● **Your goal**:
Quote the data below in full, minus the images.

──────────

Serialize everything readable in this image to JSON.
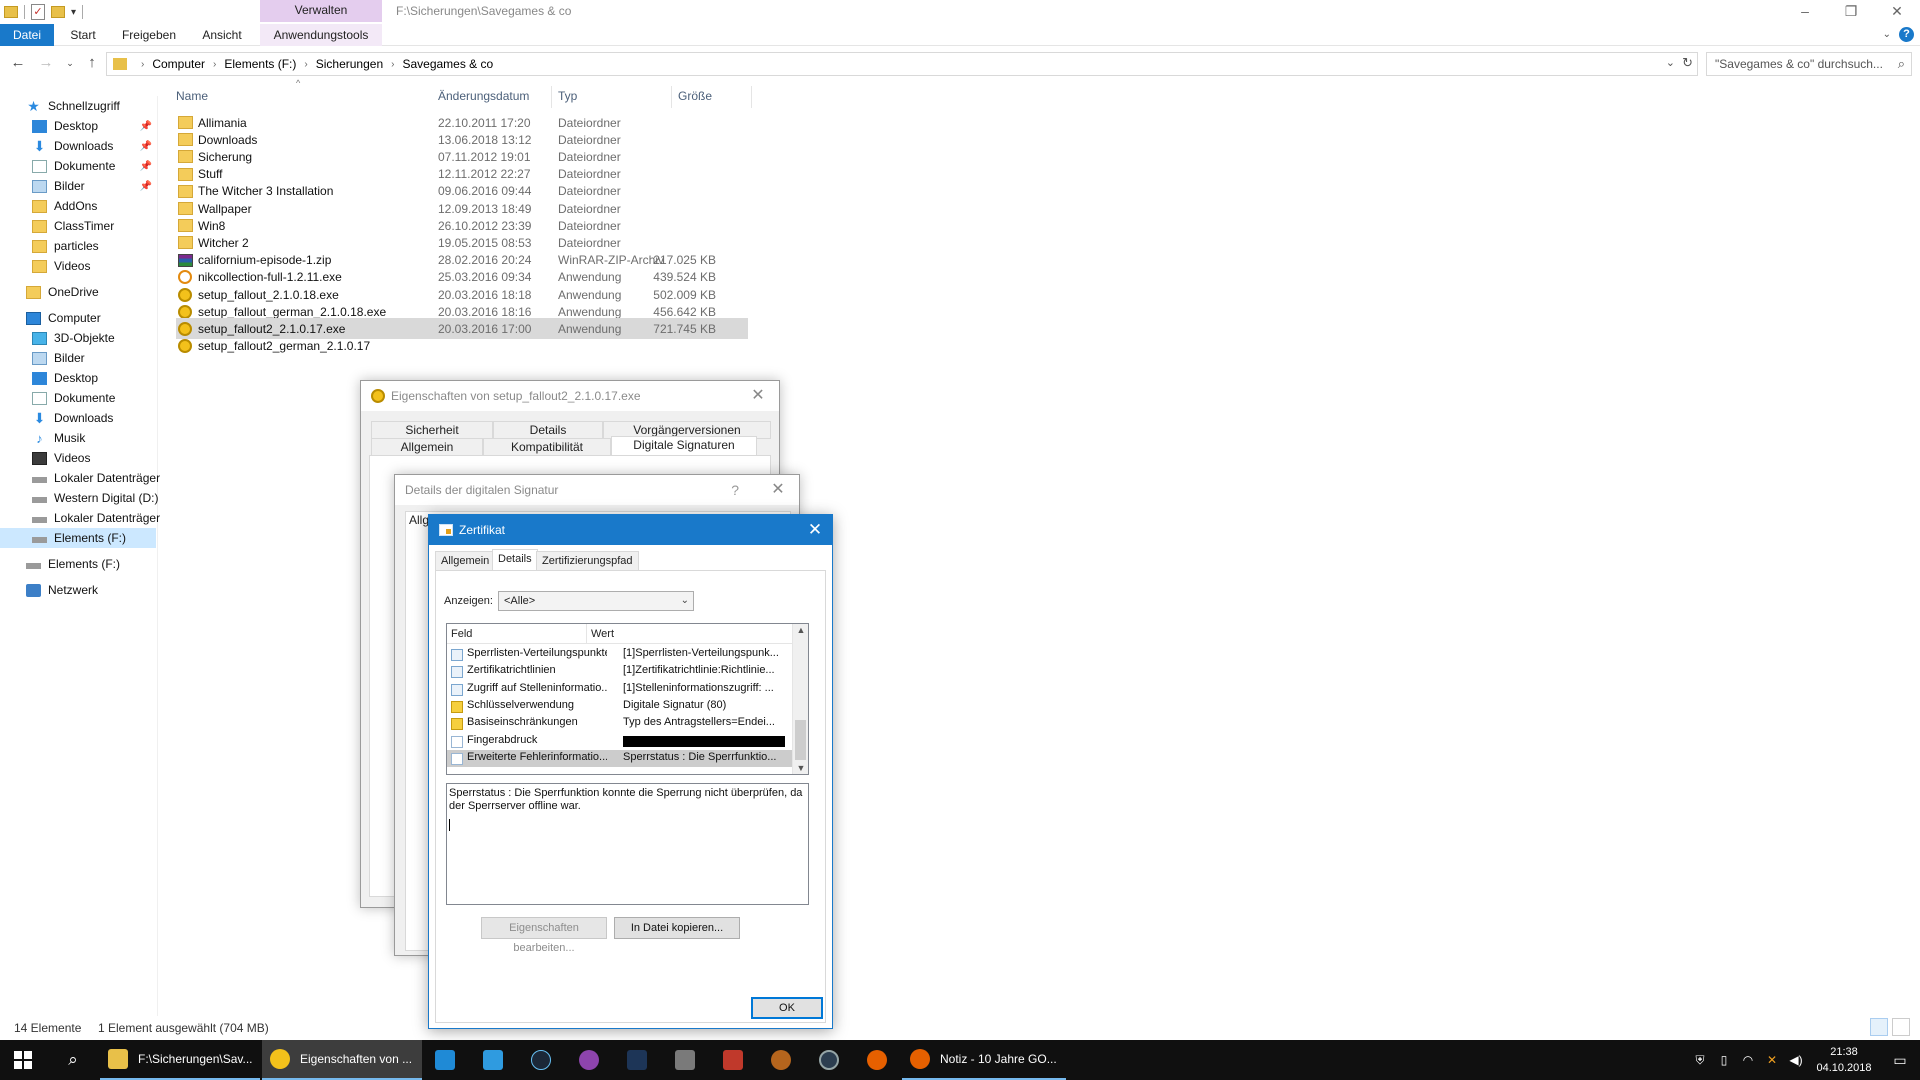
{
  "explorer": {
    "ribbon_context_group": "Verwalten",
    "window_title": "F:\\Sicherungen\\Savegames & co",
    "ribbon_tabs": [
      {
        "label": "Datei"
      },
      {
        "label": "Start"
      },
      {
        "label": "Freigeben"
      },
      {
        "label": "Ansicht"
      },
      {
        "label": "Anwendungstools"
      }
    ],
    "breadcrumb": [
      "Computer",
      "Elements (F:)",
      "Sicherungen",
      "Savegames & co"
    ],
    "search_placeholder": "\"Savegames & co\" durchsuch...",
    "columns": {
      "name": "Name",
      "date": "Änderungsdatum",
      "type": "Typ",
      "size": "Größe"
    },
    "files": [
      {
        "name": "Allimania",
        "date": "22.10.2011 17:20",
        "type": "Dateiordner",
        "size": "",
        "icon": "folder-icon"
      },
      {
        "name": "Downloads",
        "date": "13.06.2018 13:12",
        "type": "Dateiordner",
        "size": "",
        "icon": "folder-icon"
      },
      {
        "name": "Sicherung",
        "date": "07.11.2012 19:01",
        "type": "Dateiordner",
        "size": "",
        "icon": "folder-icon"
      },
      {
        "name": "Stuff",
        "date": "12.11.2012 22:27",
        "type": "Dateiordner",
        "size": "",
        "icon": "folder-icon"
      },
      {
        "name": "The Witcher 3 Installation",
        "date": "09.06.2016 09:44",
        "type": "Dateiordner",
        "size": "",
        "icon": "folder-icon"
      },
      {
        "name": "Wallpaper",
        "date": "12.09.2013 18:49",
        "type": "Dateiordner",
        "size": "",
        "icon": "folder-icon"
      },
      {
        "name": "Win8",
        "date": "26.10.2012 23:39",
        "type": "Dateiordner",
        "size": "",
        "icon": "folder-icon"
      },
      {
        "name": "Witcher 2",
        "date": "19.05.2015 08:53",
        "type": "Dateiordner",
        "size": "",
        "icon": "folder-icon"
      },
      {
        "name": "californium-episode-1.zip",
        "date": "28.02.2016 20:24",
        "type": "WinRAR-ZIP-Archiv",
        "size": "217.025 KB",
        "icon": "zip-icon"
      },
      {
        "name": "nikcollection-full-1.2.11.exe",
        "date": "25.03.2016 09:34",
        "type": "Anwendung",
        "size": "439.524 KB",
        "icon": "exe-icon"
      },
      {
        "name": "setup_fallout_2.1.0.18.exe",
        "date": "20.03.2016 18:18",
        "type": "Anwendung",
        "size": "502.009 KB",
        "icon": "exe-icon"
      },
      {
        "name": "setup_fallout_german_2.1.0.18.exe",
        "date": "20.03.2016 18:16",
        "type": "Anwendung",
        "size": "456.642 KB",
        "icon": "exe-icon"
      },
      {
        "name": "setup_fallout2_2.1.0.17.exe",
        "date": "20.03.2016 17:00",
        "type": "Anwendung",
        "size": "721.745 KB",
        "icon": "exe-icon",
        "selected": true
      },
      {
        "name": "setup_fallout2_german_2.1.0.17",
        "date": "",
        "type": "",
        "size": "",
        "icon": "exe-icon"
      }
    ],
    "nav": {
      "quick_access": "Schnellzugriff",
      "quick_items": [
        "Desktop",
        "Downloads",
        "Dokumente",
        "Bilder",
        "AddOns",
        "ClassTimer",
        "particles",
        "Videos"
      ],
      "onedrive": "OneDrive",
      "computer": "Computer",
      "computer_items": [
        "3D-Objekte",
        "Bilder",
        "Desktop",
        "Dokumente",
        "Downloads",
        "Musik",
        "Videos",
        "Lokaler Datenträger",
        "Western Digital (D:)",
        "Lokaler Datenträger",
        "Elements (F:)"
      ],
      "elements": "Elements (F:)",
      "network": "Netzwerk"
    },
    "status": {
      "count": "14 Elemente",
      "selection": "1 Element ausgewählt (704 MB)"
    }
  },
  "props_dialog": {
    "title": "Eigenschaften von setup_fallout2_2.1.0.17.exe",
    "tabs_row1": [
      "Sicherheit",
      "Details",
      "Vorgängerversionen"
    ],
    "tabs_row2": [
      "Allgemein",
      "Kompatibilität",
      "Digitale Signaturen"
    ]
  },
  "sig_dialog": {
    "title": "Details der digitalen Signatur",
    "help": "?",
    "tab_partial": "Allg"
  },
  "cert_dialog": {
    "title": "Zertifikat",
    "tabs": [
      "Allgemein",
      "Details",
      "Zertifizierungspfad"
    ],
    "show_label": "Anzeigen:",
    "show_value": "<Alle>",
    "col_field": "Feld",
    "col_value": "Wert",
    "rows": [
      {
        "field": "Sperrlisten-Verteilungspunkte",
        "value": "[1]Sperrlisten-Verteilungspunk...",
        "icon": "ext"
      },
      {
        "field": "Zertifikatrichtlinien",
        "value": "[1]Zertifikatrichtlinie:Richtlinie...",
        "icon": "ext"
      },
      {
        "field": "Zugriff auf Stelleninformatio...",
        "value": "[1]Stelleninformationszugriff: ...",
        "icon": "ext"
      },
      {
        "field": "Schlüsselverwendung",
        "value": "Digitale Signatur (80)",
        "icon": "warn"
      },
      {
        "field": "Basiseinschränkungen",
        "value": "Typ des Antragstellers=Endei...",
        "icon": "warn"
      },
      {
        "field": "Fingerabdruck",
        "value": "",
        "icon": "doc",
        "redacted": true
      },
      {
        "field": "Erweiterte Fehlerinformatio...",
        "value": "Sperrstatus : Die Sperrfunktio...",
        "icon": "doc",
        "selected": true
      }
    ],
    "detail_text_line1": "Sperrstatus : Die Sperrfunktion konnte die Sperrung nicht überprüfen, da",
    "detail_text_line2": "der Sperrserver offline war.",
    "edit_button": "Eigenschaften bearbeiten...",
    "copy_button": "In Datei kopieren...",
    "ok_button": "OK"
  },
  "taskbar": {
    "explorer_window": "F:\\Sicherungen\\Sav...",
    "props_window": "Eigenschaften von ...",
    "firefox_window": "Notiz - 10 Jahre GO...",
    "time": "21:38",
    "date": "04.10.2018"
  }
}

──────────

● **Complete response**:
Serialize everything readable in this image to JSON.
{
  "explorer": {
    "ribbon_context_group": "Verwalten",
    "window_title": "F:\\Sicherungen\\Savegames & co",
    "ribbon_tabs": [
      {
        "label": "Datei"
      },
      {
        "label": "Start"
      },
      {
        "label": "Freigeben"
      },
      {
        "label": "Ansicht"
      },
      {
        "label": "Anwendungstools"
      }
    ],
    "breadcrumb": [
      "Computer",
      "Elements (F:)",
      "Sicherungen",
      "Savegames & co"
    ],
    "search_placeholder": "\"Savegames & co\" durchsuch...",
    "columns": {
      "name": "Name",
      "date": "Änderungsdatum",
      "type": "Typ",
      "size": "Größe"
    },
    "files": [
      {
        "name": "Allimania",
        "date": "22.10.2011 17:20",
        "type": "Dateiordner",
        "size": "",
        "icon": "folder-icon"
      },
      {
        "name": "Downloads",
        "date": "13.06.2018 13:12",
        "type": "Dateiordner",
        "size": "",
        "icon": "folder-icon"
      },
      {
        "name": "Sicherung",
        "date": "07.11.2012 19:01",
        "type": "Dateiordner",
        "size": "",
        "icon": "folder-icon"
      },
      {
        "name": "Stuff",
        "date": "12.11.2012 22:27",
        "type": "Dateiordner",
        "size": "",
        "icon": "folder-icon"
      },
      {
        "name": "The Witcher 3 Installation",
        "date": "09.06.2016 09:44",
        "type": "Dateiordner",
        "size": "",
        "icon": "folder-icon"
      },
      {
        "name": "Wallpaper",
        "date": "12.09.2013 18:49",
        "type": "Dateiordner",
        "size": "",
        "icon": "folder-icon"
      },
      {
        "name": "Win8",
        "date": "26.10.2012 23:39",
        "type": "Dateiordner",
        "size": "",
        "icon": "folder-icon"
      },
      {
        "name": "Witcher 2",
        "date": "19.05.2015 08:53",
        "type": "Dateiordner",
        "size": "",
        "icon": "folder-icon"
      },
      {
        "name": "californium-episode-1.zip",
        "date": "28.02.2016 20:24",
        "type": "WinRAR-ZIP-Archiv",
        "size": "217.025 KB",
        "icon": "zip-icon"
      },
      {
        "name": "nikcollection-full-1.2.11.exe",
        "date": "25.03.2016 09:34",
        "type": "Anwendung",
        "size": "439.524 KB",
        "icon": "exe-icon"
      },
      {
        "name": "setup_fallout_2.1.0.18.exe",
        "date": "20.03.2016 18:18",
        "type": "Anwendung",
        "size": "502.009 KB",
        "icon": "exe-icon"
      },
      {
        "name": "setup_fallout_german_2.1.0.18.exe",
        "date": "20.03.2016 18:16",
        "type": "Anwendung",
        "size": "456.642 KB",
        "icon": "exe-icon"
      },
      {
        "name": "setup_fallout2_2.1.0.17.exe",
        "date": "20.03.2016 17:00",
        "type": "Anwendung",
        "size": "721.745 KB",
        "icon": "exe-icon",
        "selected": true
      },
      {
        "name": "setup_fallout2_german_2.1.0.17",
        "date": "",
        "type": "",
        "size": "",
        "icon": "exe-icon"
      }
    ],
    "nav": {
      "quick_access": "Schnellzugriff",
      "quick_items": [
        "Desktop",
        "Downloads",
        "Dokumente",
        "Bilder",
        "AddOns",
        "ClassTimer",
        "particles",
        "Videos"
      ],
      "onedrive": "OneDrive",
      "computer": "Computer",
      "computer_items": [
        "3D-Objekte",
        "Bilder",
        "Desktop",
        "Dokumente",
        "Downloads",
        "Musik",
        "Videos",
        "Lokaler Datenträger",
        "Western Digital (D:)",
        "Lokaler Datenträger",
        "Elements (F:)"
      ],
      "elements": "Elements (F:)",
      "network": "Netzwerk"
    },
    "status": {
      "count": "14 Elemente",
      "selection": "1 Element ausgewählt (704 MB)"
    }
  },
  "props_dialog": {
    "title": "Eigenschaften von setup_fallout2_2.1.0.17.exe",
    "tabs_row1": [
      "Sicherheit",
      "Details",
      "Vorgängerversionen"
    ],
    "tabs_row2": [
      "Allgemein",
      "Kompatibilität",
      "Digitale Signaturen"
    ]
  },
  "sig_dialog": {
    "title": "Details der digitalen Signatur",
    "help": "?",
    "tab_partial": "Allg"
  },
  "cert_dialog": {
    "title": "Zertifikat",
    "tabs": [
      "Allgemein",
      "Details",
      "Zertifizierungspfad"
    ],
    "show_label": "Anzeigen:",
    "show_value": "<Alle>",
    "col_field": "Feld",
    "col_value": "Wert",
    "rows": [
      {
        "field": "Sperrlisten-Verteilungspunkte",
        "value": "[1]Sperrlisten-Verteilungspunk...",
        "icon": "ext"
      },
      {
        "field": "Zertifikatrichtlinien",
        "value": "[1]Zertifikatrichtlinie:Richtlinie...",
        "icon": "ext"
      },
      {
        "field": "Zugriff auf Stelleninformatio...",
        "value": "[1]Stelleninformationszugriff: ...",
        "icon": "ext"
      },
      {
        "field": "Schlüsselverwendung",
        "value": "Digitale Signatur (80)",
        "icon": "warn"
      },
      {
        "field": "Basiseinschränkungen",
        "value": "Typ des Antragstellers=Endei...",
        "icon": "warn"
      },
      {
        "field": "Fingerabdruck",
        "value": "",
        "icon": "doc",
        "redacted": true
      },
      {
        "field": "Erweiterte Fehlerinformatio...",
        "value": "Sperrstatus : Die Sperrfunktio...",
        "icon": "doc",
        "selected": true
      }
    ],
    "detail_text_line1": "Sperrstatus : Die Sperrfunktion konnte die Sperrung nicht überprüfen, da",
    "detail_text_line2": "der Sperrserver offline war.",
    "edit_button": "Eigenschaften bearbeiten...",
    "copy_button": "In Datei kopieren...",
    "ok_button": "OK"
  },
  "taskbar": {
    "explorer_window": "F:\\Sicherungen\\Sav...",
    "props_window": "Eigenschaften von ...",
    "firefox_window": "Notiz - 10 Jahre GO...",
    "time": "21:38",
    "date": "04.10.2018"
  }
}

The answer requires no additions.